§ TASK BRIEF:
Return the records exactly as they are.

(begin)

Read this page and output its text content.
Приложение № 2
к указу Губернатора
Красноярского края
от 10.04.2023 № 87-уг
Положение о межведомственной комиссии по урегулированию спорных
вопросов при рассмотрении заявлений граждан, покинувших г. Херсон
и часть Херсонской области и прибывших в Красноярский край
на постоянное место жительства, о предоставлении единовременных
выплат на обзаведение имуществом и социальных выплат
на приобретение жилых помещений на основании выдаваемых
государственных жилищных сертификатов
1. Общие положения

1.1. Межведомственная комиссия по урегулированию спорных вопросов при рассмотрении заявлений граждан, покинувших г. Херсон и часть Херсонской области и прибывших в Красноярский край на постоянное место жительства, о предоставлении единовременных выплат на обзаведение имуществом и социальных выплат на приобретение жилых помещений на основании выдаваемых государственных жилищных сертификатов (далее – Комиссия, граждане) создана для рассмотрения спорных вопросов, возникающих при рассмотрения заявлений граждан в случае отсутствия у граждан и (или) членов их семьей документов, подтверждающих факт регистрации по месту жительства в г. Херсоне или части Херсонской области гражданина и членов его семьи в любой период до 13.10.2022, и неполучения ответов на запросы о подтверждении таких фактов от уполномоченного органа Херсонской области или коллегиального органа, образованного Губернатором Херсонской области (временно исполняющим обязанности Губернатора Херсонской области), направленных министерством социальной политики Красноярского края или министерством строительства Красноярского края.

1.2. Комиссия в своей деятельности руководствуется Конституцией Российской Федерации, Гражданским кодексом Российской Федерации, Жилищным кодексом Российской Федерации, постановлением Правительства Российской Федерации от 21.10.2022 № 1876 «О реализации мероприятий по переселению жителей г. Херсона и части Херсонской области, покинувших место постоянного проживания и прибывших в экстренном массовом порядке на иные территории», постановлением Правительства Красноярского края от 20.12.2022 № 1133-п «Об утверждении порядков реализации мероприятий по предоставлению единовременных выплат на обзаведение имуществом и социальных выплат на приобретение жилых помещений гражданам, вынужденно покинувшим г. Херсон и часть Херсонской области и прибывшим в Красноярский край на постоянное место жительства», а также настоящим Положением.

(end)

§ TASK RESPONSE:
Read this page and output its text content.
Приложение № 2
к указу Губернатора
Красноярского края
от 10.04.2023 № 87-уг
Положение о межведомственной комиссии по урегулированию спорных
вопросов при рассмотрении заявлений граждан, покинувших г. Херсон
и часть Херсонской области и прибывших в Красноярский край
на постоянное место жительства, о предоставлении единовременных
выплат на обзаведение имуществом и социальных выплат
на приобретение жилых помещений на основании выдаваемых
государственных жилищных сертификатов
1. Общие положения

1.1. Межведомственная комиссия по урегулированию спорных вопросов при рассмотрении заявлений граждан, покинувших г. Херсон и часть Херсонской области и прибывших в Красноярский край на постоянное место жительства, о предоставлении единовременных выплат на обзаведение имуществом и социальных выплат на приобретение жилых помещений на основании выдаваемых государственных жилищных сертификатов (далее – Комиссия, граждане) создана для рассмотрения спорных вопросов, возникающих при рассмотрения заявлений граждан в случае отсутствия у граждан и (или) членов их семьей документов, подтверждающих факт регистрации по месту жительства в г. Херсоне или части Херсонской области гражданина и членов его семьи в любой период до 13.10.2022, и неполучения ответов на запросы о подтверждении таких фактов от уполномоченного органа Херсонской области или коллегиального органа, образованного Губернатором Херсонской области (временно исполняющим обязанности Губернатора Херсонской области), направленных министерством социальной политики Красноярского края или министерством строительства Красноярского края.

1.2. Комиссия в своей деятельности руководствуется Конституцией Российской Федерации, Гражданским кодексом Российской Федерации, Жилищным кодексом Российской Федерации, постановлением Правительства Российской Федерации от 21.10.2022 № 1876 «О реализации мероприятий по переселению жителей г. Херсона и части Херсонской области, покинувших место постоянного проживания и прибывших в экстренном массовом порядке на иные территории», постановлением Правительства Красноярского края от 20.12.2022 № 1133-п «Об утверждении порядков реализации мероприятий по предоставлению единовременных выплат на обзаведение имуществом и социальных выплат на приобретение жилых помещений гражданам, вынужденно покинувшим г. Херсон и часть Херсонской области и прибывшим в Красноярский край на постоянное место жительства», а также настоящим Положением.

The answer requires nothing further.